#### Input for this task
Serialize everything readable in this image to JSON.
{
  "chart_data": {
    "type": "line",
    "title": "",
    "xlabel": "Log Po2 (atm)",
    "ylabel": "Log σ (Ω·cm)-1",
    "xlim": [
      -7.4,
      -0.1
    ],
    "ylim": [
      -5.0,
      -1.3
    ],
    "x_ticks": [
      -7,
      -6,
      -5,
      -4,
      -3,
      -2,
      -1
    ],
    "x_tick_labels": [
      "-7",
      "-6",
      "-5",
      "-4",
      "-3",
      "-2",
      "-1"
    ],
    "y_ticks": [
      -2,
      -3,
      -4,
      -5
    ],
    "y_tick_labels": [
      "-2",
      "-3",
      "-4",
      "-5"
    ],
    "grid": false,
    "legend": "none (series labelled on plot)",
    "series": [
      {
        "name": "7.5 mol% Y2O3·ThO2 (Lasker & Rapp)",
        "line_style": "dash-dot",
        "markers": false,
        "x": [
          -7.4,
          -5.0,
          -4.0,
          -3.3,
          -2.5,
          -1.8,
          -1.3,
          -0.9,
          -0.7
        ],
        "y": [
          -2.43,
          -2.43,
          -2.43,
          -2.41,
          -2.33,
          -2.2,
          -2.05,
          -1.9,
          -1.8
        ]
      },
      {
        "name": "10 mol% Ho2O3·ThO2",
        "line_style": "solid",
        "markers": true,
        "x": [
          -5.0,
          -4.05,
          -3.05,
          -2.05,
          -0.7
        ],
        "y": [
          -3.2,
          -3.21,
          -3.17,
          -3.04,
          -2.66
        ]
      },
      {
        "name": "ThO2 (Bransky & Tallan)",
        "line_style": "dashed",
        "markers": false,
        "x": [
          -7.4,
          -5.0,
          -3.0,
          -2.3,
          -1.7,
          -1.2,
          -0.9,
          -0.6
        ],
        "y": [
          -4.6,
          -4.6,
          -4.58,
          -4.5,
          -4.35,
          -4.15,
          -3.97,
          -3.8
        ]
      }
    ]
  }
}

#### Written exercise
Repeat the entries shown above, every one, word for word.

#### Correct response
Serialize everything readable in this image to JSON.
{
  "chart_data": {
    "type": "line",
    "title": "",
    "xlabel": "Log Po2 (atm)",
    "ylabel": "Log σ (Ω·cm)-1",
    "xlim": [
      -7.4,
      -0.1
    ],
    "ylim": [
      -5.0,
      -1.3
    ],
    "x_ticks": [
      -7,
      -6,
      -5,
      -4,
      -3,
      -2,
      -1
    ],
    "x_tick_labels": [
      "-7",
      "-6",
      "-5",
      "-4",
      "-3",
      "-2",
      "-1"
    ],
    "y_ticks": [
      -2,
      -3,
      -4,
      -5
    ],
    "y_tick_labels": [
      "-2",
      "-3",
      "-4",
      "-5"
    ],
    "grid": false,
    "legend": "none (series labelled on plot)",
    "series": [
      {
        "name": "7.5 mol% Y2O3·ThO2 (Lasker & Rapp)",
        "line_style": "dash-dot",
        "markers": false,
        "x": [
          -7.4,
          -5.0,
          -4.0,
          -3.3,
          -2.5,
          -1.8,
          -1.3,
          -0.9,
          -0.7
        ],
        "y": [
          -2.43,
          -2.43,
          -2.43,
          -2.41,
          -2.33,
          -2.2,
          -2.05,
          -1.9,
          -1.8
        ]
      },
      {
        "name": "10 mol% Ho2O3·ThO2",
        "line_style": "solid",
        "markers": true,
        "x": [
          -5.0,
          -4.05,
          -3.05,
          -2.05,
          -0.7
        ],
        "y": [
          -3.2,
          -3.21,
          -3.17,
          -3.04,
          -2.66
        ]
      },
      {
        "name": "ThO2 (Bransky & Tallan)",
        "line_style": "dashed",
        "markers": false,
        "x": [
          -7.4,
          -5.0,
          -3.0,
          -2.3,
          -1.7,
          -1.2,
          -0.9,
          -0.6
        ],
        "y": [
          -4.6,
          -4.6,
          -4.58,
          -4.5,
          -4.35,
          -4.15,
          -3.97,
          -3.8
        ]
      }
    ]
  }
}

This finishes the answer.